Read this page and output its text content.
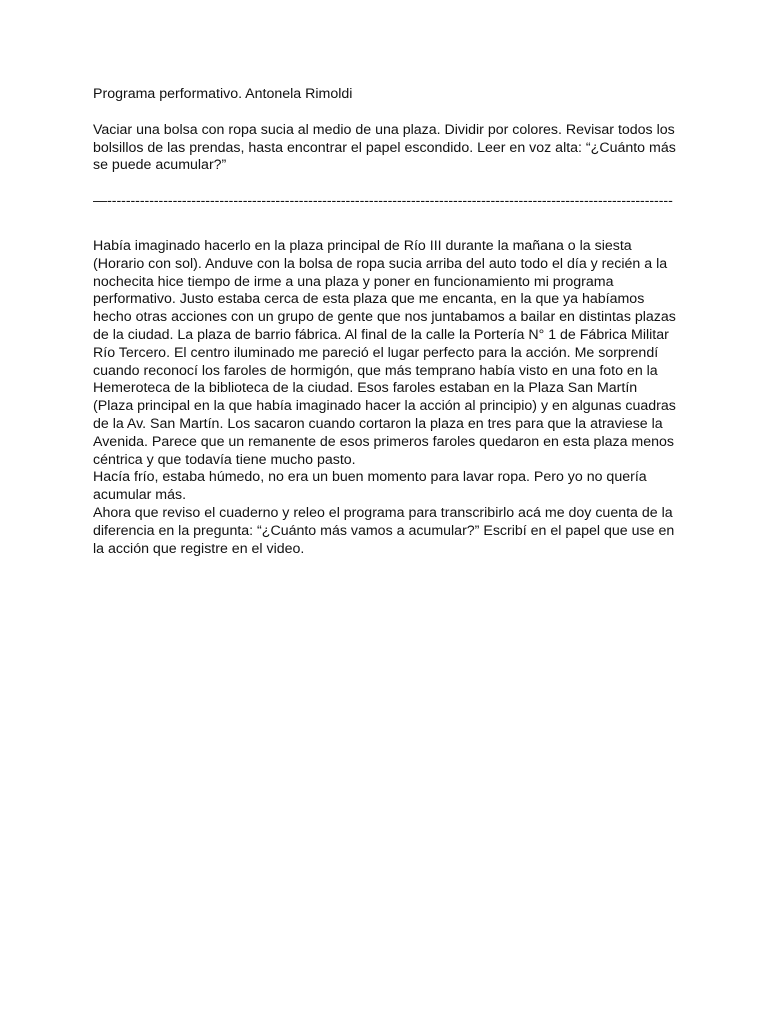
Programa performativo. Antonela Rimoldi

Vaciar una bolsa con ropa sucia al medio de una plaza. Dividir por colores. Revisar todos los bolsillos de las prendas, hasta encontrar el papel escondido. Leer en voz alta: “¿Cuánto más se puede acumular?”

—-------------------------------------------------------------------------------------------------------------------------

Había imaginado hacerlo en la plaza principal de Río III durante la mañana o la siesta (Horario con sol). Anduve con la bolsa de ropa sucia arriba del auto todo el día y recién a la nochecita hice tiempo de irme a una plaza y poner en funcionamiento mi programa performativo. Justo estaba cerca de esta plaza que me encanta, en la que ya habíamos hecho otras acciones con un grupo de gente que nos juntabamos a bailar en distintas plazas de la ciudad. La plaza de barrio fábrica. Al final de la calle la Portería N° 1 de Fábrica Militar Río Tercero. El centro iluminado me pareció el lugar perfecto para la acción. Me sorprendí cuando reconocí los faroles de hormigón, que más temprano había visto en una foto en la Hemeroteca de la biblioteca de la ciudad. Esos faroles estaban en la Plaza San Martín (Plaza principal en la que había imaginado hacer la acción al principio) y en algunas cuadras de la Av. San Martín. Los sacaron cuando cortaron la plaza en tres para que la atraviese la Avenida. Parece que un remanente de esos primeros faroles quedaron en esta plaza menos céntrica y que todavía tiene mucho pasto.

Hacía frío, estaba húmedo, no era un buen momento para lavar ropa. Pero yo no quería acumular más.

Ahora que reviso el cuaderno y releo el programa para transcribirlo acá me doy cuenta de la diferencia en la pregunta: “¿Cuánto más vamos a acumular?” Escribí en el papel que use en la acción que registre en el video.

================================

TASK OBJECTIVE:
Extract each line from the listing that holds the word "Cuánto".

RESULT OF THIS EXERCISE:
Vaciar una bolsa con ropa sucia al medio de una plaza. Dividir por colores. Revisar todos los bolsillos de las prendas, hasta encontrar el papel escondido. Leer en voz alta: “¿Cuánto más se puede acumular?”
Ahora que reviso el cuaderno y releo el programa para transcribirlo acá me doy cuenta de la diferencia en la pregunta: “¿Cuánto más vamos a acumular?” Escribí en el papel que use en la acción que registre en el video.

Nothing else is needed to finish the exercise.